# EXERCISE DIRECTIONS
Reproduce every entry below precisely. Pictures are excluded from the copy.

[Lines of data]
┏━━
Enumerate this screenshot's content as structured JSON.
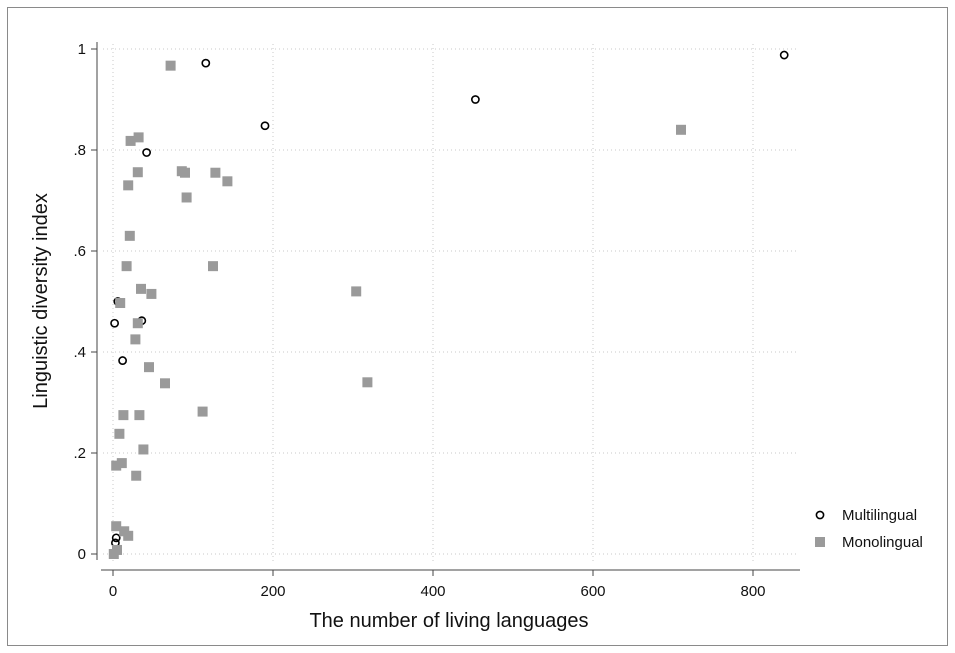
{
  "chart_data": {
    "type": "scatter",
    "title": "",
    "xlabel": "The number of living languages",
    "ylabel": "Linguistic diversity index",
    "xlim": [
      0,
      840
    ],
    "ylim": [
      0,
      1
    ],
    "x_ticks": [
      0,
      200,
      400,
      600,
      800
    ],
    "x_tick_labels": [
      "0",
      "200",
      "400",
      "600",
      "800"
    ],
    "y_ticks": [
      0,
      0.2,
      0.4,
      0.6,
      0.8,
      1
    ],
    "y_tick_labels": [
      "0",
      ".2",
      ".4",
      ".6",
      ".8",
      "1"
    ],
    "grid": true,
    "legend_position": "right",
    "series": [
      {
        "name": "Multilingual",
        "marker": "hollow-circle",
        "color": "#000000",
        "points": [
          [
            116,
            0.972
          ],
          [
            839,
            0.988
          ],
          [
            453,
            0.9
          ],
          [
            190,
            0.848
          ],
          [
            42,
            0.795
          ],
          [
            6,
            0.5
          ],
          [
            36,
            0.462
          ],
          [
            2,
            0.457
          ],
          [
            12,
            0.383
          ],
          [
            4,
            0.032
          ],
          [
            3,
            0.022
          ]
        ]
      },
      {
        "name": "Monolingual",
        "marker": "square",
        "color": "#9a9a9a",
        "points": [
          [
            72,
            0.967
          ],
          [
            32,
            0.825
          ],
          [
            22,
            0.818
          ],
          [
            710,
            0.84
          ],
          [
            86,
            0.758
          ],
          [
            90,
            0.755
          ],
          [
            31,
            0.756
          ],
          [
            128,
            0.755
          ],
          [
            143,
            0.738
          ],
          [
            19,
            0.73
          ],
          [
            92,
            0.706
          ],
          [
            21,
            0.63
          ],
          [
            17,
            0.57
          ],
          [
            125,
            0.57
          ],
          [
            35,
            0.525
          ],
          [
            304,
            0.52
          ],
          [
            48,
            0.515
          ],
          [
            9,
            0.497
          ],
          [
            31,
            0.457
          ],
          [
            28,
            0.425
          ],
          [
            45,
            0.37
          ],
          [
            65,
            0.338
          ],
          [
            318,
            0.34
          ],
          [
            13,
            0.275
          ],
          [
            33,
            0.275
          ],
          [
            112,
            0.282
          ],
          [
            8,
            0.238
          ],
          [
            38,
            0.207
          ],
          [
            11,
            0.18
          ],
          [
            4,
            0.175
          ],
          [
            29,
            0.155
          ],
          [
            4,
            0.055
          ],
          [
            14,
            0.045
          ],
          [
            19,
            0.036
          ],
          [
            5,
            0.008
          ],
          [
            1,
            0.0
          ]
        ]
      }
    ]
  }
}
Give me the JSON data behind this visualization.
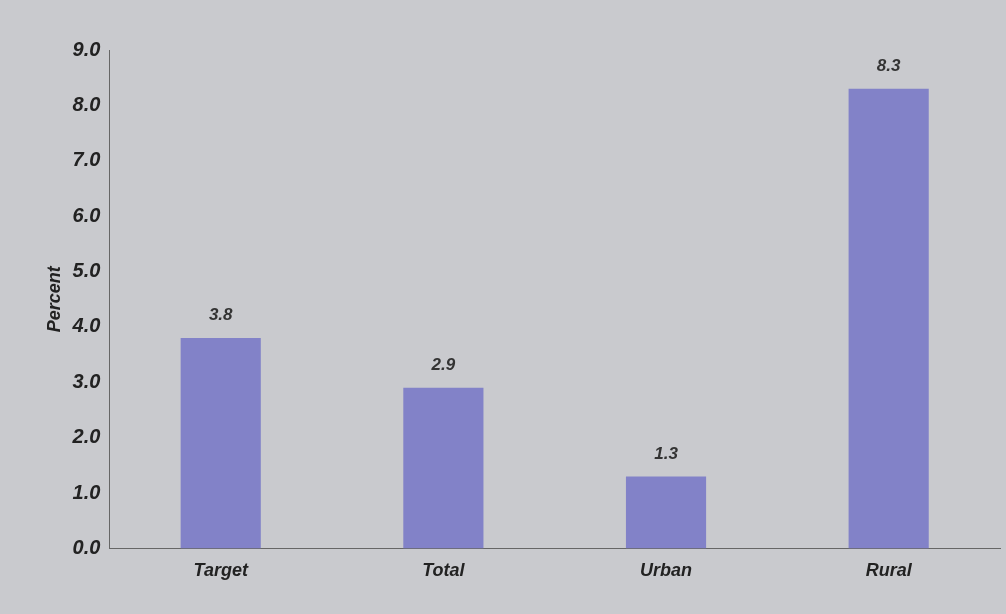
┗━━
# THE SOLUTION
Enumerate this screenshot's content as structured JSON.
{
  "chart_data": {
    "type": "scatter",
    "title": "",
    "xlabel": "The number of living languages",
    "ylabel": "Linguistic diversity index",
    "xlim": [
      0,
      840
    ],
    "ylim": [
      0,
      1
    ],
    "x_ticks": [
      0,
      200,
      400,
      600,
      800
    ],
    "x_tick_labels": [
      "0",
      "200",
      "400",
      "600",
      "800"
    ],
    "y_ticks": [
      0,
      0.2,
      0.4,
      0.6,
      0.8,
      1
    ],
    "y_tick_labels": [
      "0",
      ".2",
      ".4",
      ".6",
      ".8",
      "1"
    ],
    "grid": true,
    "legend_position": "right",
    "series": [
      {
        "name": "Multilingual",
        "marker": "hollow-circle",
        "color": "#000000",
        "points": [
          [
            116,
            0.972
          ],
          [
            839,
            0.988
          ],
          [
            453,
            0.9
          ],
          [
            190,
            0.848
          ],
          [
            42,
            0.795
          ],
          [
            6,
            0.5
          ],
          [
            36,
            0.462
          ],
          [
            2,
            0.457
          ],
          [
            12,
            0.383
          ],
          [
            4,
            0.032
          ],
          [
            3,
            0.022
          ]
        ]
      },
      {
        "name": "Monolingual",
        "marker": "square",
        "color": "#9a9a9a",
        "points": [
          [
            72,
            0.967
          ],
          [
            32,
            0.825
          ],
          [
            22,
            0.818
          ],
          [
            710,
            0.84
          ],
          [
            86,
            0.758
          ],
          [
            90,
            0.755
          ],
          [
            31,
            0.756
          ],
          [
            128,
            0.755
          ],
          [
            143,
            0.738
          ],
          [
            19,
            0.73
          ],
          [
            92,
            0.706
          ],
          [
            21,
            0.63
          ],
          [
            17,
            0.57
          ],
          [
            125,
            0.57
          ],
          [
            35,
            0.525
          ],
          [
            304,
            0.52
          ],
          [
            48,
            0.515
          ],
          [
            9,
            0.497
          ],
          [
            31,
            0.457
          ],
          [
            28,
            0.425
          ],
          [
            45,
            0.37
          ],
          [
            65,
            0.338
          ],
          [
            318,
            0.34
          ],
          [
            13,
            0.275
          ],
          [
            33,
            0.275
          ],
          [
            112,
            0.282
          ],
          [
            8,
            0.238
          ],
          [
            38,
            0.207
          ],
          [
            11,
            0.18
          ],
          [
            4,
            0.175
          ],
          [
            29,
            0.155
          ],
          [
            4,
            0.055
          ],
          [
            14,
            0.045
          ],
          [
            19,
            0.036
          ],
          [
            5,
            0.008
          ],
          [
            1,
            0.0
          ]
        ]
      }
    ]
  }
}
Give me the JSON data behind this visualization.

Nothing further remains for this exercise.